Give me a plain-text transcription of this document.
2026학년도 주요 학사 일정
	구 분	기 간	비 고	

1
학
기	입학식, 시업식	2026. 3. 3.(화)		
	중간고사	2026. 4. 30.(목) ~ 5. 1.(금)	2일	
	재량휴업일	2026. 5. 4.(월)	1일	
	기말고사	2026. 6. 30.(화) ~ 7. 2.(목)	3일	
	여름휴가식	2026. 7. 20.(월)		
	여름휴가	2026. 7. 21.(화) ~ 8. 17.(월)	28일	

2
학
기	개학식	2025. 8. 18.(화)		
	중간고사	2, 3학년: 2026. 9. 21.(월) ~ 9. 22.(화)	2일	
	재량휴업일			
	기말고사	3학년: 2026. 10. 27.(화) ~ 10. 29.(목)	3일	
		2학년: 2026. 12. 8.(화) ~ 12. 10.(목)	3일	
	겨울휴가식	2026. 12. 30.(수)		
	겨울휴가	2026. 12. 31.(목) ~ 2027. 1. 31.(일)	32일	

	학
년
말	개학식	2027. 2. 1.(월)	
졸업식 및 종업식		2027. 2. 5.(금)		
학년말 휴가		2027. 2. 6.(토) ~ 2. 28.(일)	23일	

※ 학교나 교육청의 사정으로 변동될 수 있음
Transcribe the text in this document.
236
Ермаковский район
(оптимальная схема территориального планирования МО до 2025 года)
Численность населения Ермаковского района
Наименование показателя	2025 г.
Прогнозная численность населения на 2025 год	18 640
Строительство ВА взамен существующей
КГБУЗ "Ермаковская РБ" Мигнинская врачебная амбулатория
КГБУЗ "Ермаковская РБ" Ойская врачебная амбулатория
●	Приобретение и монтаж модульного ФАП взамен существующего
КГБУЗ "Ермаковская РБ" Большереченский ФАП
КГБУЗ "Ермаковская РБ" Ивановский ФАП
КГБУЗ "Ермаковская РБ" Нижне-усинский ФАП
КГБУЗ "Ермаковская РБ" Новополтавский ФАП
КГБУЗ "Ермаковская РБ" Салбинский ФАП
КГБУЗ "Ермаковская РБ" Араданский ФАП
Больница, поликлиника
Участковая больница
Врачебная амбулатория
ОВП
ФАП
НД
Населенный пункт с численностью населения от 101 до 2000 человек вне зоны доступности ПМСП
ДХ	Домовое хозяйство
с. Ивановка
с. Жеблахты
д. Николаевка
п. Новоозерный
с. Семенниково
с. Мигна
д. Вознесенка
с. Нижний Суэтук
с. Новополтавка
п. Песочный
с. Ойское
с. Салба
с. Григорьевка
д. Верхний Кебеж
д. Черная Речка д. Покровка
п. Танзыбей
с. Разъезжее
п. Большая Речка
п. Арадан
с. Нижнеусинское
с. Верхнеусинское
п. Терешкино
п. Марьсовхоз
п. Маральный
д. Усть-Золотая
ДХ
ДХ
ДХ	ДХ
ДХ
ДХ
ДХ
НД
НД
☆ ☆ ☆ ☆ ☆
Only the lines from the one that contains "Transcribe the text in this document." to the end of the data should be output, exactly as they appear.

Transcribe the text in this document.
236
Ермаковский район
(оптимальная схема территориального планирования МО до 2025 года)
Численность населения Ермаковского района
Наименование показателя	2025 г.
Прогнозная численность населения на 2025 год	18 640
Строительство ВА взамен существующей
КГБУЗ "Ермаковская РБ" Мигнинская врачебная амбулатория
КГБУЗ "Ермаковская РБ" Ойская врачебная амбулатория
●	Приобретение и монтаж модульного ФАП взамен существующего
КГБУЗ "Ермаковская РБ" Большереченский ФАП
КГБУЗ "Ермаковская РБ" Ивановский ФАП
КГБУЗ "Ермаковская РБ" Нижне-усинский ФАП
КГБУЗ "Ермаковская РБ" Новополтавский ФАП
КГБУЗ "Ермаковская РБ" Салбинский ФАП
КГБУЗ "Ермаковская РБ" Араданский ФАП
Больница, поликлиника
Участковая больница
Врачебная амбулатория
ОВП
ФАП
НД
Населенный пункт с численностью населения от 101 до 2000 человек вне зоны доступности ПМСП
ДХ	Домовое хозяйство
с. Ивановка
с. Жеблахты
д. Николаевка
п. Новоозерный
с. Семенниково
с. Мигна
д. Вознесенка
с. Нижний Суэтук
с. Новополтавка
п. Песочный
с. Ойское
с. Салба
с. Григорьевка
д. Верхний Кебеж
д. Черная Речка д. Покровка
п. Танзыбей
с. Разъезжее
п. Большая Речка
п. Арадан
с. Нижнеусинское
с. Верхнеусинское
п. Терешкино
п. Марьсовхоз
п. Маральный
д. Усть-Золотая
ДХ
ДХ
ДХ	ДХ
ДХ
ДХ
ДХ
НД
НД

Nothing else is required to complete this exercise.